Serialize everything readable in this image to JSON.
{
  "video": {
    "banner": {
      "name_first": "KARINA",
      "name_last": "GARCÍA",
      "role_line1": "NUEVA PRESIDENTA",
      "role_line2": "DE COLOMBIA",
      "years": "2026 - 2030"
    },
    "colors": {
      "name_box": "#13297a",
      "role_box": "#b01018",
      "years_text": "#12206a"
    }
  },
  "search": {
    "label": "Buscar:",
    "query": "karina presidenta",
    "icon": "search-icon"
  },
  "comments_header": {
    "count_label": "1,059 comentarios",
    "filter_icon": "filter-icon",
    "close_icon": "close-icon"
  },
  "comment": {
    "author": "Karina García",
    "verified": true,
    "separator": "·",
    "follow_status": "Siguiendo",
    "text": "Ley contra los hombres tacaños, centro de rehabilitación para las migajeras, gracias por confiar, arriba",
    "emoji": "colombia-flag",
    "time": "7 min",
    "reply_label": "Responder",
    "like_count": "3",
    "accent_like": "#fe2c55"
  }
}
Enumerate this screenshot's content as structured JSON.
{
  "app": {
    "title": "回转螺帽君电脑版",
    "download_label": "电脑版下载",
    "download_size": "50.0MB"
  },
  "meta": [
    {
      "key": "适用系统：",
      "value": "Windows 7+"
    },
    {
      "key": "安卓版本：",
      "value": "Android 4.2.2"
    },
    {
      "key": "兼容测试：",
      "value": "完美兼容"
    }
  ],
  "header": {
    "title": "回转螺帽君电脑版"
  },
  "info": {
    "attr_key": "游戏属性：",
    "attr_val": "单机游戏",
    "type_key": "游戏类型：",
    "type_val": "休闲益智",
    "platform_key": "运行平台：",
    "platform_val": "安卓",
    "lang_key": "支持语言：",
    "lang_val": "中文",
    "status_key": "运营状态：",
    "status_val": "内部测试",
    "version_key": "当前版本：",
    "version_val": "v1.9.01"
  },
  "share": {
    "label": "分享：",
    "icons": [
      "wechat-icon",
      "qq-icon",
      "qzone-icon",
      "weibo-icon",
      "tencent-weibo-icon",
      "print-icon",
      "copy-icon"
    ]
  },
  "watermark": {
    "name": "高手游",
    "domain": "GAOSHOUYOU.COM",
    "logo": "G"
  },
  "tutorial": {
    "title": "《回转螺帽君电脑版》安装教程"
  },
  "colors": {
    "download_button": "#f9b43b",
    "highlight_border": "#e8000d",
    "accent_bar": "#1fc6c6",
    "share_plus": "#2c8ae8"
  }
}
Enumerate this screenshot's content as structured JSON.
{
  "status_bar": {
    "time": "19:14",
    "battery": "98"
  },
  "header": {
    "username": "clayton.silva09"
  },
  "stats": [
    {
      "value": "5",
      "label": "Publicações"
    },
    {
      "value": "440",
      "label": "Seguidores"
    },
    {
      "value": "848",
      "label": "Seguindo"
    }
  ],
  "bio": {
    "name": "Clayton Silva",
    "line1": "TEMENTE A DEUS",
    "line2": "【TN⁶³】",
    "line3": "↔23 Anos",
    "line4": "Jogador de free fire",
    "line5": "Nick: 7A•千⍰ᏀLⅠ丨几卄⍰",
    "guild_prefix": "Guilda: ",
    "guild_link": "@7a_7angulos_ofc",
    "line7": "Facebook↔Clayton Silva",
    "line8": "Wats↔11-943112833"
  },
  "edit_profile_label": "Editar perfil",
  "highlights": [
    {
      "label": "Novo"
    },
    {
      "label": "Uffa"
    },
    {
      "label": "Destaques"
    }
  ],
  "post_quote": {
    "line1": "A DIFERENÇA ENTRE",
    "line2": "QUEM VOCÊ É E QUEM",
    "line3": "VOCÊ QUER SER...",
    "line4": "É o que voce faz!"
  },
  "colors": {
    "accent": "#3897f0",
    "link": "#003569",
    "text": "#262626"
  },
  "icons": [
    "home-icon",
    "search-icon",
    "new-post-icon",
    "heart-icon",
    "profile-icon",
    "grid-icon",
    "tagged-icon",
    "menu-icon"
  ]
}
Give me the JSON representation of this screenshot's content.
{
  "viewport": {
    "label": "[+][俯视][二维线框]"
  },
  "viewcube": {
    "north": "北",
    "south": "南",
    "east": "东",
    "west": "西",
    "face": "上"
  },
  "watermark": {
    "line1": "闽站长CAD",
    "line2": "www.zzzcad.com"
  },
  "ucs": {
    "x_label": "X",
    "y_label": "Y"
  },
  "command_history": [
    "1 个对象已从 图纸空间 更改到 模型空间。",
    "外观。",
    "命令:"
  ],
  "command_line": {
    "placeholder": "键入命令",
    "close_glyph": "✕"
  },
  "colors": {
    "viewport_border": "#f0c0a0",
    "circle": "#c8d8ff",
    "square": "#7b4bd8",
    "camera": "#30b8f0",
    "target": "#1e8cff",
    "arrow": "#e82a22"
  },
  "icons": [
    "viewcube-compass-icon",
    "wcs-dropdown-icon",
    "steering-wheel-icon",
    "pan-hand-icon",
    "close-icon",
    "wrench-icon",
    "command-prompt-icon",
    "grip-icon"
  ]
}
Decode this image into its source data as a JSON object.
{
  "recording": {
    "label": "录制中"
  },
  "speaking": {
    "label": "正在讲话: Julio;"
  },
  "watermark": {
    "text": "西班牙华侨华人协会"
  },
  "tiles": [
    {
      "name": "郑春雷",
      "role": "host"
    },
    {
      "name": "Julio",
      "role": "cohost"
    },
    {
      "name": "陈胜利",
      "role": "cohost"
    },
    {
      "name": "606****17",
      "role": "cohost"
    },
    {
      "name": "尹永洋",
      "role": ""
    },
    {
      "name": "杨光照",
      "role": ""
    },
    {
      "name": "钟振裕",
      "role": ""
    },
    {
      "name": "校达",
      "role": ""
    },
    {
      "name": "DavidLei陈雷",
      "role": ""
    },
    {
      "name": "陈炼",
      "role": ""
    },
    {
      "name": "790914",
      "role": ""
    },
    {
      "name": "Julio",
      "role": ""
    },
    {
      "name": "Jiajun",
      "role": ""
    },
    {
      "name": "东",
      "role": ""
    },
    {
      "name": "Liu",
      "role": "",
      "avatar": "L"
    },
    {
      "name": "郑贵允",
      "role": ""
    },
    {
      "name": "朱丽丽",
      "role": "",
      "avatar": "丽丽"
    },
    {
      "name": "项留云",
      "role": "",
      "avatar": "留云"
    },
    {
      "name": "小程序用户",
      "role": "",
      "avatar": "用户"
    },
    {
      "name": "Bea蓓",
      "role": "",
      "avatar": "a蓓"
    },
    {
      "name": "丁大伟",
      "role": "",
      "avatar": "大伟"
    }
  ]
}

:: WORK TO DO ::
Extract each line from the entries above that contains the string "avatar".

:: COMPLETE RESPONSE ::
      "avatar": "L"
      "avatar": "丽丽"
      "avatar": "留云"
      "avatar": "用户"
      "avatar": "a蓓"
      "avatar": "大伟"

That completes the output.